GOAL:
Count the lines below that contain the word "měsíce", and reply with only that number.

EXERCISE MATERIALS:

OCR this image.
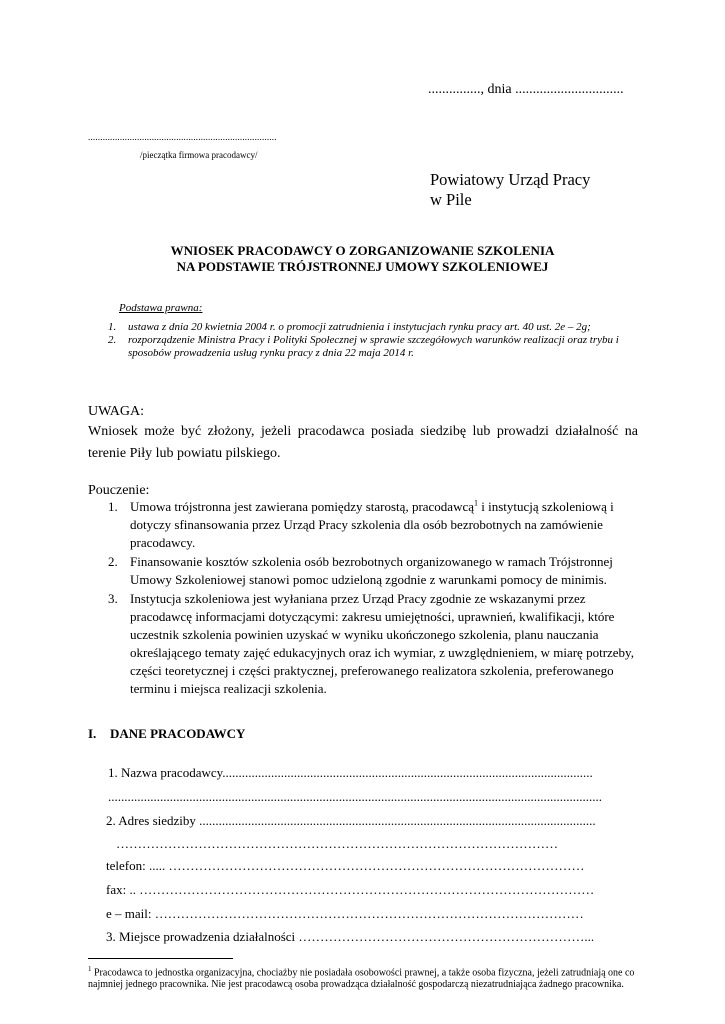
..............., dnia ...............................
.............................................................................
/pieczątka firmowa pracodawcy/
Powiatowy Urząd Pracy
w Pile
WNIOSEK PRACODAWCY O ZORGANIZOWANIE SZKOLENIA
NA PODSTAWIE TRÓJSTRONNEJ UMOWY SZKOLENIOWEJ
Podstawa prawna:
1.	ustawa z dnia 20 kwietnia 2004 r. o promocji zatrudnienia i instytucjach rynku pracy art. 40 ust. 2e – 2g;
2.	rozporządzenie Ministra Pracy i Polityki Społecznej w sprawie szczegółowych warunków realizacji oraz trybu i sposobów prowadzenia usług rynku pracy z dnia 22 maja 2014 r.
UWAGA:
Wniosek może być złożony, jeżeli pracodawca posiada siedzibę lub prowadzi działalność na terenie Piły lub powiatu pilskiego.
Pouczenie:
1. Umowa trójstronna jest zawierana pomiędzy starostą, pracodawcą$^1$ i instytucją szkoleniową i dotyczy sfinansowania przez Urząd Pracy szkolenia dla osób bezrobotnych na zamówienie pracodawcy.
2. Finansowanie kosztów szkolenia osób bezrobotnych organizowanego w ramach Trójstronnej Umowy Szkoleniowej stanowi pomoc udzieloną zgodnie z warunkami pomocy de minimis.
3. Instytucja szkoleniowa jest wyłaniana przez Urząd Pracy zgodnie ze wskazanymi przez pracodawcę informacjami dotyczącymi: zakresu umiejętności, uprawnień, kwalifikacji, które uczestnik szkolenia powinien uzyskać w wyniku ukończonego szkolenia, planu nauczania określającego tematy zajęć edukacyjnych oraz ich wymiar, z uwzględnieniem, w miarę potrzeby, części teoretycznej i części praktycznej, preferowanego realizatora szkolenia, preferowanego terminu i miejsca realizacji szkolenia.
I. DANE PRACODAWCY
1. Nazwa pracodawcy..................................................................................................................
........................................................................................................................................................
2. Adres siedziby ..........................................................................................................................
…………………………………………………………………………………………
telefon: ..... ……………………………………………………………………………………
fax: .. ……………………………………………………………………………………………
e – mail: ………………………………………………………………………………………
3. Miejsce prowadzenia działalności …………………………………………………………...
$^1$ Pracodawca to jednostka organizacyjna, chociażby nie posiadała osobowości prawnej, a także osoba fizyczna, jeżeli zatrudniają one co najmniej jednego pracownika. Nie jest pracodawcą osoba prowadząca działalność gospodarczą niezatrudniająca żadnego pracownika.
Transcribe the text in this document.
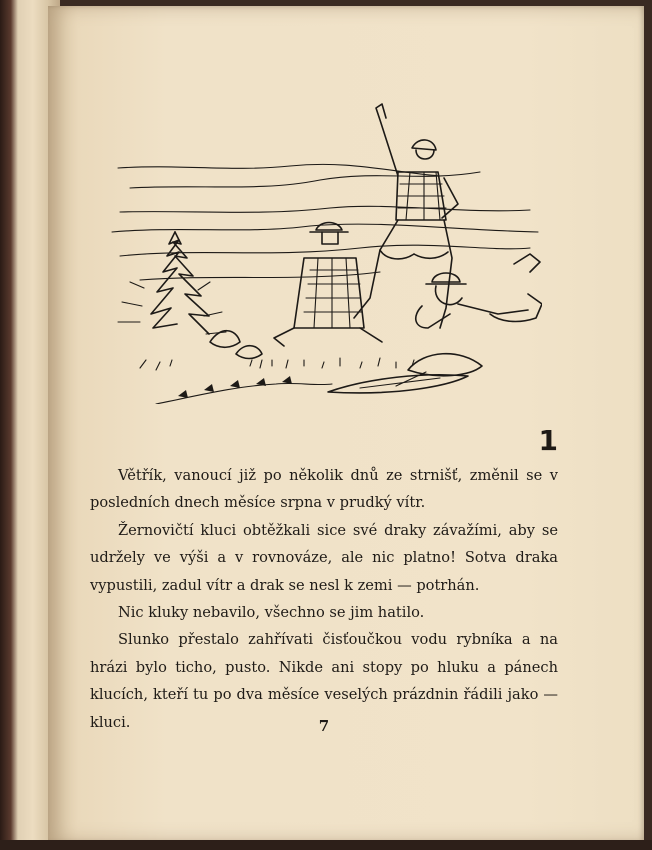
1

Větřík, vanoucí již po několik dnů ze strnišť, změnil se v posledních dnech měsíce srpna v prudký vítr.

Žernovičtí kluci obtěžkali sice své draky závažími, aby se udržely ve výši a v rovnováze, ale nic platno! Sotva draka vypustili, zadul vítr a drak se nesl k zemi — potrhán.

Nic kluky nebavilo, všechno se jim hatilo.

Slunko přestalo zahřívati čisťoučkou vodu rybníka a na hrázi bylo ticho, pusto. Nikde ani stopy po hluku a pánech klucích, kteří tu po dva měsíce veselých prázdnin řádili jako — kluci.	7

TASK RESULT:
2